### Problem
Filter the entries and keep only the lines where the string "JSON" appears.

### Data listing
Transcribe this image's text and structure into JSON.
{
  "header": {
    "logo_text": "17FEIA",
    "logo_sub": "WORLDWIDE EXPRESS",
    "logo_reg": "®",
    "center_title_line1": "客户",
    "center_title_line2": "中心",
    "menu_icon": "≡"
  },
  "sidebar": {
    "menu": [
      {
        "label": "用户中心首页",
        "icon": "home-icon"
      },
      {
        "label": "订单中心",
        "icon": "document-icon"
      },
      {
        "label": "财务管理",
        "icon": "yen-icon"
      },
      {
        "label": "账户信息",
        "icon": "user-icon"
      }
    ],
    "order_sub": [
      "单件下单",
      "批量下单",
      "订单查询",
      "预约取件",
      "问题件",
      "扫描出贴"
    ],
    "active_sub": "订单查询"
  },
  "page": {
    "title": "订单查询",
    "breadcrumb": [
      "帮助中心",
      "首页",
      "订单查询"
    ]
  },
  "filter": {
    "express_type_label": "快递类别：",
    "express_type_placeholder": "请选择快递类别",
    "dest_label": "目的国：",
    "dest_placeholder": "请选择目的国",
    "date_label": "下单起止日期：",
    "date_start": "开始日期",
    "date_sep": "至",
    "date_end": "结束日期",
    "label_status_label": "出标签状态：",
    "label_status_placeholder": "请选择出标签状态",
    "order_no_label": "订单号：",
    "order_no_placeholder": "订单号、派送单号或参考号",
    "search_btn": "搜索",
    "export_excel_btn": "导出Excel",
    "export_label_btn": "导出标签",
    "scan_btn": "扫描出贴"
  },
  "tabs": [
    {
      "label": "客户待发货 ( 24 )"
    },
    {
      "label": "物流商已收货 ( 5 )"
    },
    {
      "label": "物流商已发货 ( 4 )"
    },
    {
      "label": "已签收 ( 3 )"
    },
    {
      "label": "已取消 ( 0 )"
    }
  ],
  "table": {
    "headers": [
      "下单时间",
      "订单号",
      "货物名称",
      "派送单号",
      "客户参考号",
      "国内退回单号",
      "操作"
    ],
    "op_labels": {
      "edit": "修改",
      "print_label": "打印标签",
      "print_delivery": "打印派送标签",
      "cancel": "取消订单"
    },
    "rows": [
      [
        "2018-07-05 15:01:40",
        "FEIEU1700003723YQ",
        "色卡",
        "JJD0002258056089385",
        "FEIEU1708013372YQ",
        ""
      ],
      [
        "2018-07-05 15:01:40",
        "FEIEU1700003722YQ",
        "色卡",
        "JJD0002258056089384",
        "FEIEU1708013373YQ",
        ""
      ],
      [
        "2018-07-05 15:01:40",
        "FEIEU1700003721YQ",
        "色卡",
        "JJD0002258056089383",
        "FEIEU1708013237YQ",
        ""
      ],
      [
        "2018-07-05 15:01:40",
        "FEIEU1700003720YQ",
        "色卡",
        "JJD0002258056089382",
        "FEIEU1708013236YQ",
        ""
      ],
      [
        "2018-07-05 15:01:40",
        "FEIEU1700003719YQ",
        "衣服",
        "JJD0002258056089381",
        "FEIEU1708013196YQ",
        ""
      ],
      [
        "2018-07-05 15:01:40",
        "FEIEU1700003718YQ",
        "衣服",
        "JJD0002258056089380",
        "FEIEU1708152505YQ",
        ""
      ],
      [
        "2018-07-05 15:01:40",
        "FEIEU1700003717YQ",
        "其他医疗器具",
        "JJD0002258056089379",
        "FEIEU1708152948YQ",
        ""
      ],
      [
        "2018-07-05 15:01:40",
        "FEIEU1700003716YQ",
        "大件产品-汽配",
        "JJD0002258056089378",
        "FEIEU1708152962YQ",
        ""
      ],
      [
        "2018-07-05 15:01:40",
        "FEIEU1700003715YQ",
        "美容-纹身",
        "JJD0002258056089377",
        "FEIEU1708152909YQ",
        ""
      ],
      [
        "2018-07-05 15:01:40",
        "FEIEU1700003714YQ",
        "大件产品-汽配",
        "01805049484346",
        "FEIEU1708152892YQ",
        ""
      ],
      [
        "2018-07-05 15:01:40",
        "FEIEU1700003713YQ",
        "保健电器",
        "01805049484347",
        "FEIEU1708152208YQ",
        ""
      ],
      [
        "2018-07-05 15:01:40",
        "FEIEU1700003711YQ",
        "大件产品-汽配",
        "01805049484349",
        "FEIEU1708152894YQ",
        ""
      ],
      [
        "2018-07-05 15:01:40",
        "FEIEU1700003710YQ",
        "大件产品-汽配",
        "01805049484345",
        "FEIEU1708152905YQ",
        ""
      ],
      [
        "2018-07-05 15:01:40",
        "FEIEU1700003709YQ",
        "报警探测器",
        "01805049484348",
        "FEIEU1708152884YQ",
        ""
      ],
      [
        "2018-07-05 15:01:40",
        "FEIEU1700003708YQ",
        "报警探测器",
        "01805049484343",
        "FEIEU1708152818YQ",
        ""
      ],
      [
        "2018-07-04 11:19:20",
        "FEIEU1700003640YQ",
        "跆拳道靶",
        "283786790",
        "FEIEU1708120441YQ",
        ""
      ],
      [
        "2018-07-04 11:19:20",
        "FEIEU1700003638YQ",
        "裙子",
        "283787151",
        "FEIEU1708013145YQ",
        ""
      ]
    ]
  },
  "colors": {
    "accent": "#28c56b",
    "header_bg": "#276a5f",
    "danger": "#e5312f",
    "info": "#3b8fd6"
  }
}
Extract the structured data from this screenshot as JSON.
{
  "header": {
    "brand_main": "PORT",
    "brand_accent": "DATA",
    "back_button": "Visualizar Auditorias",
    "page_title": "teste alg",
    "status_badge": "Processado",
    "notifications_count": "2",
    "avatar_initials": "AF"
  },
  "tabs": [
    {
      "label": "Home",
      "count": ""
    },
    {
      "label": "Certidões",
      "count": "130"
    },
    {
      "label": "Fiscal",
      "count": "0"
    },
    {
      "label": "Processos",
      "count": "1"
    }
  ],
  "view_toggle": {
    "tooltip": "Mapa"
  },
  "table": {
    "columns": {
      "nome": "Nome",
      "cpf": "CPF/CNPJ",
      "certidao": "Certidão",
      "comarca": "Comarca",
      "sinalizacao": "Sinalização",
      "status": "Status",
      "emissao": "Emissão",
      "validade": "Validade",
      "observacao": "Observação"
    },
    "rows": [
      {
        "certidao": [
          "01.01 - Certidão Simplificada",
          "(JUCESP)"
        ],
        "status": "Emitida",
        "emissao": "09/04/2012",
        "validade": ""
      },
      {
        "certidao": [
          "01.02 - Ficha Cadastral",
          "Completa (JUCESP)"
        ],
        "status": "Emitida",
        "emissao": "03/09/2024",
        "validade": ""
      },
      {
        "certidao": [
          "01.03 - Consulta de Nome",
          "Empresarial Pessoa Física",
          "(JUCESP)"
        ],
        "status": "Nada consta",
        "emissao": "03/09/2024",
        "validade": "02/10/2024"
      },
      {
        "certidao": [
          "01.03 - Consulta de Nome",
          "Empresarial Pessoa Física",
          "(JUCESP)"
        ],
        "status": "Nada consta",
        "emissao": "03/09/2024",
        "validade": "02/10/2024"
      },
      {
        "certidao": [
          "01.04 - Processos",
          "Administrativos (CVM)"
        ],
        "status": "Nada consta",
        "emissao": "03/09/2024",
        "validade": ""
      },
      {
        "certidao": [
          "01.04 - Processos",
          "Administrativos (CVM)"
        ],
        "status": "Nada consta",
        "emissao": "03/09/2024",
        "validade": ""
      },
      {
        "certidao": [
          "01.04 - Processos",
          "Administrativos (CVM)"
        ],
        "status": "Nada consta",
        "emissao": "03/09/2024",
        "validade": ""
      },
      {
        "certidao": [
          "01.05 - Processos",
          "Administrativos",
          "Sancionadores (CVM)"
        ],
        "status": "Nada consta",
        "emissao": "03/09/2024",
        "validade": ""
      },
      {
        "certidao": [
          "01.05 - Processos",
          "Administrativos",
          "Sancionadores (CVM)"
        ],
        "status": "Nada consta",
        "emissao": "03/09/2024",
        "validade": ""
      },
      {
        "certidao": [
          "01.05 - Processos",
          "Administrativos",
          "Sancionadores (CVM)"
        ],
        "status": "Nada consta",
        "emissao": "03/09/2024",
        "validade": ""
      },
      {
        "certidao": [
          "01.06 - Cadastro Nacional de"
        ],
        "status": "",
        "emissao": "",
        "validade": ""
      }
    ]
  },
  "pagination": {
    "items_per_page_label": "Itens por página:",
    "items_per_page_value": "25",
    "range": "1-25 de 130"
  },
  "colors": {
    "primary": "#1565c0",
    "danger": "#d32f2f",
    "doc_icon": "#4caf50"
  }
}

### Answer in full
Transcribe this image's text and structure into JSON.
Extract the structured data from this screenshot as JSON.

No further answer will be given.